● **과제 지시문**:
아래 기록 중 "track"라는 문자열이 들어 있는 줄이 몇 개인지 숫자만 답해 주세요.

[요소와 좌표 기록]
********************

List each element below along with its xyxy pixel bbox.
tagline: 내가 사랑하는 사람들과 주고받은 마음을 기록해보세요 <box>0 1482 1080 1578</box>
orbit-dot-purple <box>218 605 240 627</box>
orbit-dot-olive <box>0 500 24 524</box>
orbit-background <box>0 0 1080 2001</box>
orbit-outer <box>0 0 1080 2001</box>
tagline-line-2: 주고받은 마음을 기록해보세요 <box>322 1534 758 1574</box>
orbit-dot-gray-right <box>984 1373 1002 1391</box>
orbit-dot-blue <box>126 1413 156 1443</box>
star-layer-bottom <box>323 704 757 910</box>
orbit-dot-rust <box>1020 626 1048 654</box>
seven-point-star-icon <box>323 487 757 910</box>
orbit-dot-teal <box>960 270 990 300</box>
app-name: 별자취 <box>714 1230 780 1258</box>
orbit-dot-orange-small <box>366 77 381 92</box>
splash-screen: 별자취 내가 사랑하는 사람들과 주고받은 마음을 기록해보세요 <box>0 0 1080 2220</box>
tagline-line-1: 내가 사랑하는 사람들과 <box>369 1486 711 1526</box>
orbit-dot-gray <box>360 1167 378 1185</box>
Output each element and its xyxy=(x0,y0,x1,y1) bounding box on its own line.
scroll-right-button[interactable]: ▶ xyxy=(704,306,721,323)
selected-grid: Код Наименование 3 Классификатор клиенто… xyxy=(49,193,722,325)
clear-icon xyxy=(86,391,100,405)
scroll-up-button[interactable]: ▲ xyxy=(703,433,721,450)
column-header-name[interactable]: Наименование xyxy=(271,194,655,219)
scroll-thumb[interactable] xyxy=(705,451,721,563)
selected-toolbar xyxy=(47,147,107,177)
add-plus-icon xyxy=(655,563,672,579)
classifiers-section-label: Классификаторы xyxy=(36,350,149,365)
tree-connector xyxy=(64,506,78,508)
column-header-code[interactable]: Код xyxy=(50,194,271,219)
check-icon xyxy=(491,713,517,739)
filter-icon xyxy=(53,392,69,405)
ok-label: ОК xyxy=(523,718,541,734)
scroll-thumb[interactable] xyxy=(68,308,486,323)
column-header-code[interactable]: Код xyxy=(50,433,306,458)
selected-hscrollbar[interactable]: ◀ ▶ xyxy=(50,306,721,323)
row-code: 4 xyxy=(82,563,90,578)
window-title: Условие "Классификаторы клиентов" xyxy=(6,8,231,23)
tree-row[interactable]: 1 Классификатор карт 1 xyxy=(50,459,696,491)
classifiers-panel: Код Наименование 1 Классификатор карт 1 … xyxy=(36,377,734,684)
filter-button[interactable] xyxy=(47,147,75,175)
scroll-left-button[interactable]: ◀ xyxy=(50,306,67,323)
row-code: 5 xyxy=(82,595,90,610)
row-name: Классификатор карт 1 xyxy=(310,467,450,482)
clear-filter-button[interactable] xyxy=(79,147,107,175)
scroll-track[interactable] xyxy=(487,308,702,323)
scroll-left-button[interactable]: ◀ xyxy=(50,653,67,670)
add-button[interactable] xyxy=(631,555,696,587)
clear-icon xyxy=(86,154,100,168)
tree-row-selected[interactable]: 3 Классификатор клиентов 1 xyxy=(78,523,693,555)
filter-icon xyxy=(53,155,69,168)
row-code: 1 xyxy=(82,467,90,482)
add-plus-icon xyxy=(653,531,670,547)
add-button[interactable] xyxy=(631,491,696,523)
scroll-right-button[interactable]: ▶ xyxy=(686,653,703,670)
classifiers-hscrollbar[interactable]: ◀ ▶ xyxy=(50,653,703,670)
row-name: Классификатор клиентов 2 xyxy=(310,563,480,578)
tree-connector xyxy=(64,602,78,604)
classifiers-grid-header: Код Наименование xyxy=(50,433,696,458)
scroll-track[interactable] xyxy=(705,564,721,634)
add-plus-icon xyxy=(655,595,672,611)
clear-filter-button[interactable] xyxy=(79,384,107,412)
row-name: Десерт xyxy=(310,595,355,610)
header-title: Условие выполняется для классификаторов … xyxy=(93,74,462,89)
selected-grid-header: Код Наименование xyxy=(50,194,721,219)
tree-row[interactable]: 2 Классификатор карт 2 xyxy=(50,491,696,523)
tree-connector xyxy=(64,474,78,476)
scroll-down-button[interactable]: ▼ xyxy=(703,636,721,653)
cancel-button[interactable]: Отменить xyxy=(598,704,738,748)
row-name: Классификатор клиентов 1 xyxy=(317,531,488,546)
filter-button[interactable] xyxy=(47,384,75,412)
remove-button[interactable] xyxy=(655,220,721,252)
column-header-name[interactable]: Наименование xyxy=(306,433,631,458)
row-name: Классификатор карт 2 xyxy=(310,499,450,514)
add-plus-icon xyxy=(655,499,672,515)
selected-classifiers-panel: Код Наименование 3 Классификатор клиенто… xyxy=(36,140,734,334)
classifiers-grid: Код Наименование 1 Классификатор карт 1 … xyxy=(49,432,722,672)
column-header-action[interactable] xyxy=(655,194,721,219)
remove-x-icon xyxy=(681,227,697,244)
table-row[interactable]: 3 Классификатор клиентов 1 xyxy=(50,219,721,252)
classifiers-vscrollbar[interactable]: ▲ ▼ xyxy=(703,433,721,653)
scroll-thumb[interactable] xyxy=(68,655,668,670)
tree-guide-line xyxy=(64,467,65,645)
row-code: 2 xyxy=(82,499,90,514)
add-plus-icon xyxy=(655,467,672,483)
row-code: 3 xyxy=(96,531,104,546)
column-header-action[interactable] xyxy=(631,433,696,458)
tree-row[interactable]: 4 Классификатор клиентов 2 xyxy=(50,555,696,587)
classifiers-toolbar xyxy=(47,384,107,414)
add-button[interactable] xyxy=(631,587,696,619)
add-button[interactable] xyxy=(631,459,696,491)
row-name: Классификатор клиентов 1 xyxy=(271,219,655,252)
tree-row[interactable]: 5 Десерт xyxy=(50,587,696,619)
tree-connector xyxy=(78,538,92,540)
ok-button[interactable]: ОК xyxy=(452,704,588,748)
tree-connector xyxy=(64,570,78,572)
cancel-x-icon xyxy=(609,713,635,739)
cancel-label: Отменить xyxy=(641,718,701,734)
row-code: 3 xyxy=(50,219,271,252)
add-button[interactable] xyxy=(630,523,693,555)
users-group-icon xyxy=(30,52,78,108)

********************

● **예상 답안**:
2